• **AIM**: Pictures are not part of the copy; repeat everything else in the records exactly.

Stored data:
==============================

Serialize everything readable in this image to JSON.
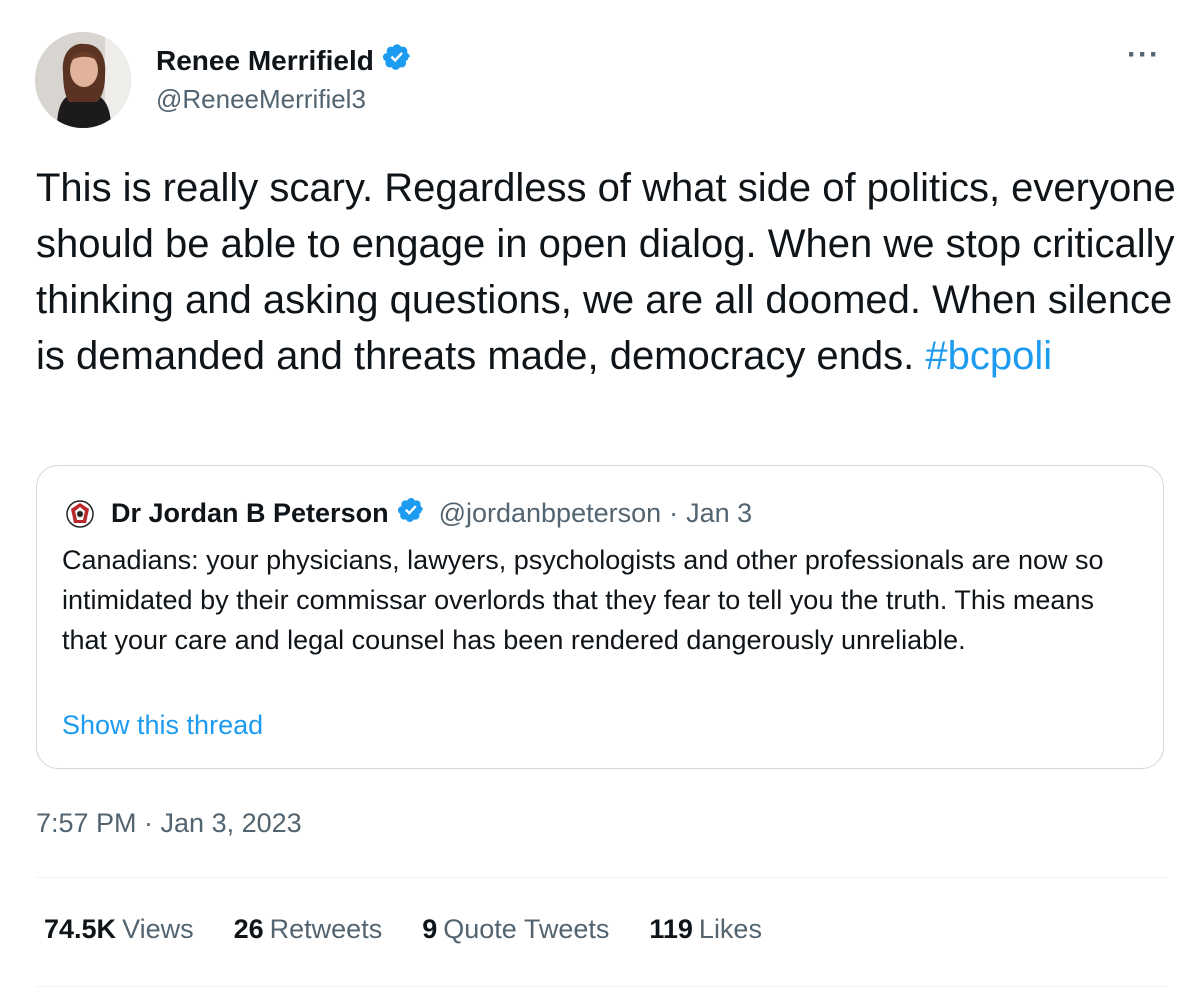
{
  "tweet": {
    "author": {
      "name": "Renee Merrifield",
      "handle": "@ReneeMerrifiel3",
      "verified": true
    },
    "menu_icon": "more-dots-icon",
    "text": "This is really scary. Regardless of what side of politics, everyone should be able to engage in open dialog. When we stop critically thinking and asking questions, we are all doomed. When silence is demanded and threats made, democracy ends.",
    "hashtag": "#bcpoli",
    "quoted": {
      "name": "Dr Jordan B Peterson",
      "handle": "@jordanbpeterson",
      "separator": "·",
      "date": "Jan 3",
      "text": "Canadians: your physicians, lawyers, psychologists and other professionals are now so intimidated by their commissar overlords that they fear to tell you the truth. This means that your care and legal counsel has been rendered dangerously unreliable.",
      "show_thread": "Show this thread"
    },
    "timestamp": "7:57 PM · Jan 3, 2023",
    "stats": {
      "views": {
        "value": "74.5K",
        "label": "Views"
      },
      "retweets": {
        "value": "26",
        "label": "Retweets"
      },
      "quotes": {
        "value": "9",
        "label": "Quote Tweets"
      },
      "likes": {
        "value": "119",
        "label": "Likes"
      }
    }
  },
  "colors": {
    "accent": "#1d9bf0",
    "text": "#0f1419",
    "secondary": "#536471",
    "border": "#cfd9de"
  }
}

==============================

• **WRITTEN RESPONSE**:
Serialize everything readable in this image to JSON.
{
  "tweet": {
    "author": {
      "name": "Renee Merrifield",
      "handle": "@ReneeMerrifiel3",
      "verified": true
    },
    "menu_icon": "more-dots-icon",
    "text": "This is really scary. Regardless of what side of politics, everyone should be able to engage in open dialog. When we stop critically thinking and asking questions, we are all doomed. When silence is demanded and threats made, democracy ends.",
    "hashtag": "#bcpoli",
    "quoted": {
      "name": "Dr Jordan B Peterson",
      "handle": "@jordanbpeterson",
      "separator": "·",
      "date": "Jan 3",
      "text": "Canadians: your physicians, lawyers, psychologists and other professionals are now so intimidated by their commissar overlords that they fear to tell you the truth. This means that your care and legal counsel has been rendered dangerously unreliable.",
      "show_thread": "Show this thread"
    },
    "timestamp": "7:57 PM · Jan 3, 2023",
    "stats": {
      "views": {
        "value": "74.5K",
        "label": "Views"
      },
      "retweets": {
        "value": "26",
        "label": "Retweets"
      },
      "quotes": {
        "value": "9",
        "label": "Quote Tweets"
      },
      "likes": {
        "value": "119",
        "label": "Likes"
      }
    }
  },
  "colors": {
    "accent": "#1d9bf0",
    "text": "#0f1419",
    "secondary": "#536471",
    "border": "#cfd9de"
  }
}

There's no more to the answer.